**Problem description:** Gather up the lines with the word "武当山机场推出" in them.
□ □ □ □ □ □ □
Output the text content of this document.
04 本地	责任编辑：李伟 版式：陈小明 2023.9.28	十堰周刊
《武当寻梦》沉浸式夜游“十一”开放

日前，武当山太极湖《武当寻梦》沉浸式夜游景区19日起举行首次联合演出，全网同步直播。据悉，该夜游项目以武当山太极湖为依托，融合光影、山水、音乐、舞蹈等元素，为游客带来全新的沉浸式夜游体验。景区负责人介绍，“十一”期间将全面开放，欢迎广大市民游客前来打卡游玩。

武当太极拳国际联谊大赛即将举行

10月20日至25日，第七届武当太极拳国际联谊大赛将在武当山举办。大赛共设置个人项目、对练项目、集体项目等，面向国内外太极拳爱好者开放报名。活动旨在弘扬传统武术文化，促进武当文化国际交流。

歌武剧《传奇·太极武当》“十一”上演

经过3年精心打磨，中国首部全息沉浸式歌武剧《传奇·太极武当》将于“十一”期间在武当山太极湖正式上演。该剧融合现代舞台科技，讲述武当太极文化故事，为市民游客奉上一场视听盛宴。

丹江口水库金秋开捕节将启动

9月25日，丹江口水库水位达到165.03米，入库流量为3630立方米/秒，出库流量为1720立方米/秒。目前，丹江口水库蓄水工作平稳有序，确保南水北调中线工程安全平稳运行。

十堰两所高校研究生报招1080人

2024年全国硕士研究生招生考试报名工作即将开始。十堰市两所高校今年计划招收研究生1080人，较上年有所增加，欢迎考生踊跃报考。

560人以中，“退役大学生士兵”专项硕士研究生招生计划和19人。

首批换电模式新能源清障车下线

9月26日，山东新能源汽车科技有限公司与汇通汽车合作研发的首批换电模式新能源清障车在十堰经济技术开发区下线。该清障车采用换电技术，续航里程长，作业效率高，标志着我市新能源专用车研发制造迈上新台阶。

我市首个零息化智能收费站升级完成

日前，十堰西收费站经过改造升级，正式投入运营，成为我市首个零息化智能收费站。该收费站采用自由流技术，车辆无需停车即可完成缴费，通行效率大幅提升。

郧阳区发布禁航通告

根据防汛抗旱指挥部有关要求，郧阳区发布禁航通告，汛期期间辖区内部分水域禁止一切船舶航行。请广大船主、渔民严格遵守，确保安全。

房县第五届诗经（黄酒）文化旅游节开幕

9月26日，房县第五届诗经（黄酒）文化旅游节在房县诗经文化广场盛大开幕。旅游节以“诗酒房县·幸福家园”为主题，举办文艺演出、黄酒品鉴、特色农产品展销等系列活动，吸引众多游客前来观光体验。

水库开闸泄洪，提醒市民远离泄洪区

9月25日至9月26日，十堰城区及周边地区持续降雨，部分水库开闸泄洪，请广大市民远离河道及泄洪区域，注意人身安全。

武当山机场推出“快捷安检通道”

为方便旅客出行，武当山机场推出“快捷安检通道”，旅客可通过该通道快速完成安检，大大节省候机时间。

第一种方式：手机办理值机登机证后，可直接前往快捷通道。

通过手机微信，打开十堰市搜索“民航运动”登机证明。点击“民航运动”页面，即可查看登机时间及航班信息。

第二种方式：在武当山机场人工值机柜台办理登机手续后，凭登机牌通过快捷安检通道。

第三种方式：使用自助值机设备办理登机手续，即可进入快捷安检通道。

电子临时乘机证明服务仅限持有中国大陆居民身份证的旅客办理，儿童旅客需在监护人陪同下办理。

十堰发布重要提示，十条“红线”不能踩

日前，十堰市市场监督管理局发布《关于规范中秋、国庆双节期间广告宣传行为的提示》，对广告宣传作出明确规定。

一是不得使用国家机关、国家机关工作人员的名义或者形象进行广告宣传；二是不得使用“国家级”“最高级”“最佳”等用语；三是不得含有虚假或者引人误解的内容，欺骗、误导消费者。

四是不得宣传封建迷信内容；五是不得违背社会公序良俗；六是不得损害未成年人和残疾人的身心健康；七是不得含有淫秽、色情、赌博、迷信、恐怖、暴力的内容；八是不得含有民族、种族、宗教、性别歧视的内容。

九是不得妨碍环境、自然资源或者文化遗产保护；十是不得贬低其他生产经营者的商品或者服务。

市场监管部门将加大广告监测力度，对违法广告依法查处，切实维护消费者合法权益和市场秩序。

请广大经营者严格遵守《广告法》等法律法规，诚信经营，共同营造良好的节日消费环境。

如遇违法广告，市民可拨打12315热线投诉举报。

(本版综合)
□ □ □ □ □ □ □
**Task output:**
武当山机场推出“快捷安检通道”
为方便旅客出行，武当山机场推出“快捷安检通道”，旅客可通过该通道快速完成安检，大大节省候机时间。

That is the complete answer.